=== SOURCE PASSAGE ===
—————

The reason many teams don’t use throttle motors often is that they’re quite difficult to use, because of the inconvenient power connectors and gear rather than a spline or keyed shaft like many other FRC motors. For me, the geared output shaft was actually quite useful because the only manufacturing that I have access to at home is a 3D printer, and for 3D printing, having a non-standard gear pitch is no problem at all. 

Denso throttle motor output shaft & power terminals

Initial Design:

To start out, I needed a rough estimate of what gearing ratio I would need given the motor’s high RPM. I decided that around a 10:1 gear ratio would be adequate. I started working on some CAD for a gearbox and made some design decisions along the way:

  • Use an internal ring gear with a 9:1 ratio rather than an external spur gear would save space and allow for a more sturdy 3D print

  • Mount bearings on both sides of the shaft because cantilevered wheels put a side load on the output shaft

  • Attach an encoder to the output shaft for the wheel. (This was actually quite easy, since the motor was offset from the output shaft I would have room to mount an encoder on the back of the gearbox)

I chose to put an AMT103 high precision encoder on the back of the gearbox coupled directly to the output shaft because I had a few of them on hand. After some work implementing these specifications, my gearbox design ended up being three pieces: a central ring gear, front mounting plate, and a back plate to hold the motor and encoder. To deal with the issue of getting power to the motor I simply folded the motor’s power leads to the side. Initially I planned on using half inch hex shaft for the output of the gearbox but since I don’t have any of that on hand I decided instead to pressure fit the gear on a 3/8in output shaft, made from a bolt with the head cut off. 

Final CAD design in OnShape
Final design in real life!

Testing!

After printing and assembly of the gearbox I was surprised that the motor actually fit quite well and meshed with my ring gear without significant resistance. I spun the motor up and was happy to see that my gearbox didn’t seem to have a huge amount of resistance, only drawing a couple more milliamps than the motor spinning free. After these initial rough observations, I decided to take it a step further and actually profile my motor and gearbox. To do this I wrote a program that would sweep the motors input voltage (via a motor controller) through all of its range and measure the output speed using the encoder. I fed this recorded data into a CSV file and plotted it using Google Sheets. The speed data was quite noisy, probably due to the fact that I measured the speed using the pulse width of one of  the encoder’s signals, so I post-processed it using a moving average filter. My data was still quite noisy but I could definitely see a linear relationship between the motors input voltage and output -  as it should be for a permanent magnet DC motor. In the future, I plan on using a linear regression of this data to provide feedforward for all of my robot’s wheels.

Google Sheets plot of motor profiling data

Final Thoughts:

Although it was better than I expected, not everything about this gearbox was all well and good. First of all I found it quite difficult to pressure fit the gear onto the 3/8 in shaft perfectly straight, and the oscillation of the skewed gear on the shaft was very noisy, not a huge issue, but certainly something that I aim to improve in the future. In trying to fix the bad pressure fit on my first gear I actually ended up breaking the hub in the center of the gear off which led to a redesign of the gear to strengthen the center bore and hub. I had also planned on using 3D printed plastic spacers to provide clearance between the gear and the sides of the gearbox but I discovered that when running these plastic spacers at high speeds it ended up sort of stir-welding them to the sides of the gearbox - not good. Fix this I just used metal 3/8 in washers which solved the problem for now. 

Now that I have a decent gearbox designed, I’m moving on to designing the frame for my robot and working out how the electronics will be constructed. Keep posted for more updates!

—————

=== DATA EXCERPTS ===
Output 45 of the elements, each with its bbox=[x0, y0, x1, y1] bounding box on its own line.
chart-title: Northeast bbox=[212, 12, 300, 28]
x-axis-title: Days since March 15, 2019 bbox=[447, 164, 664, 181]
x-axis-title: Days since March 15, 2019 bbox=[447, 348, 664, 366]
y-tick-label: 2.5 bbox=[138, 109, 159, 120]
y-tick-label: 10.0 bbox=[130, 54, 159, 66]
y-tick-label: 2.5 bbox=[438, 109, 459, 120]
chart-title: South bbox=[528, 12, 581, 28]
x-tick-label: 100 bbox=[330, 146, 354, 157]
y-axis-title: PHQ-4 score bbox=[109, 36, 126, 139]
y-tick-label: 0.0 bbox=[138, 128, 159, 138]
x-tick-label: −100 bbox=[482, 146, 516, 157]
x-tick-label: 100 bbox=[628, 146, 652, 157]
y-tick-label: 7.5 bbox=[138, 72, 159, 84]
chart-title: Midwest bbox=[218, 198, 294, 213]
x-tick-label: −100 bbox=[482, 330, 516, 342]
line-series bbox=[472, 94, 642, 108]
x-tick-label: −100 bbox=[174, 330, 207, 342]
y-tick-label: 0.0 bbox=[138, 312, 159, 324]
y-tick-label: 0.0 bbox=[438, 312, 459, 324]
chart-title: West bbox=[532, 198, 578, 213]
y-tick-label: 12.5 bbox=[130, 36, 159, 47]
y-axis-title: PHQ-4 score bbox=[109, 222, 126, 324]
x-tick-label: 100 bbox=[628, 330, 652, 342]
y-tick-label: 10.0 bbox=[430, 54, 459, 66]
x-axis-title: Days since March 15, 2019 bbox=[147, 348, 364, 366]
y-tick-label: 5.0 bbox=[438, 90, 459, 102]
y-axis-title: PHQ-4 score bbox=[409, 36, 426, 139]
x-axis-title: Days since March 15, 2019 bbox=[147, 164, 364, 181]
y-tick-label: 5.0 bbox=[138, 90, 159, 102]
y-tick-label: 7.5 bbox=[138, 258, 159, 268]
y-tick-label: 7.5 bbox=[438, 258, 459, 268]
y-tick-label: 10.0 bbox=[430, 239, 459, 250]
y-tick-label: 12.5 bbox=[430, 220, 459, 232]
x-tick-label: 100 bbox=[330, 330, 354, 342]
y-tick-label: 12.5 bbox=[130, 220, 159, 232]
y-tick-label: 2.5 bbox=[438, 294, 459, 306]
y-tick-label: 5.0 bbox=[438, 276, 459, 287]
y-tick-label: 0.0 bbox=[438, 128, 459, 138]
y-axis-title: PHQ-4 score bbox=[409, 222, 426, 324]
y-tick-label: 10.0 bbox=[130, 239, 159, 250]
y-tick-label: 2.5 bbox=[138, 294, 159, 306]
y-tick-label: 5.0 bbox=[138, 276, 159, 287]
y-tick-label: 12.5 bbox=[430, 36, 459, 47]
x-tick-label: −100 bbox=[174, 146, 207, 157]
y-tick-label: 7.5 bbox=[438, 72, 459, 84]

—————

=== WORK TASK ===
Please reproduce the throttle motor gearbox write-up word for word, from "Although it was" up to and including "problem for now.".

=== EXERCISE SOLUTION ===
Although it was better than I expected, not everything about this gearbox was all well and good. First of all I found it quite difficult to pressure fit the gear onto the 3/8 in shaft perfectly straight, and the oscillation of the skewed gear on the shaft was very noisy, not a huge issue, but certainly something that I aim to improve in the future. In trying to fix the bad pressure fit on my first gear I actually ended up breaking the hub in the center of the gear off which led to a redesign of the gear to strengthen the center bore and hub. I had also planned on using 3D printed plastic spacers to provide clearance between the gear and the sides of the gearbox but I discovered that when running these plastic spacers at high speeds it ended up sort of stir-welding them to the sides of the gearbox - not good. Fix this I just used metal 3/8 in washers which solved the problem for now.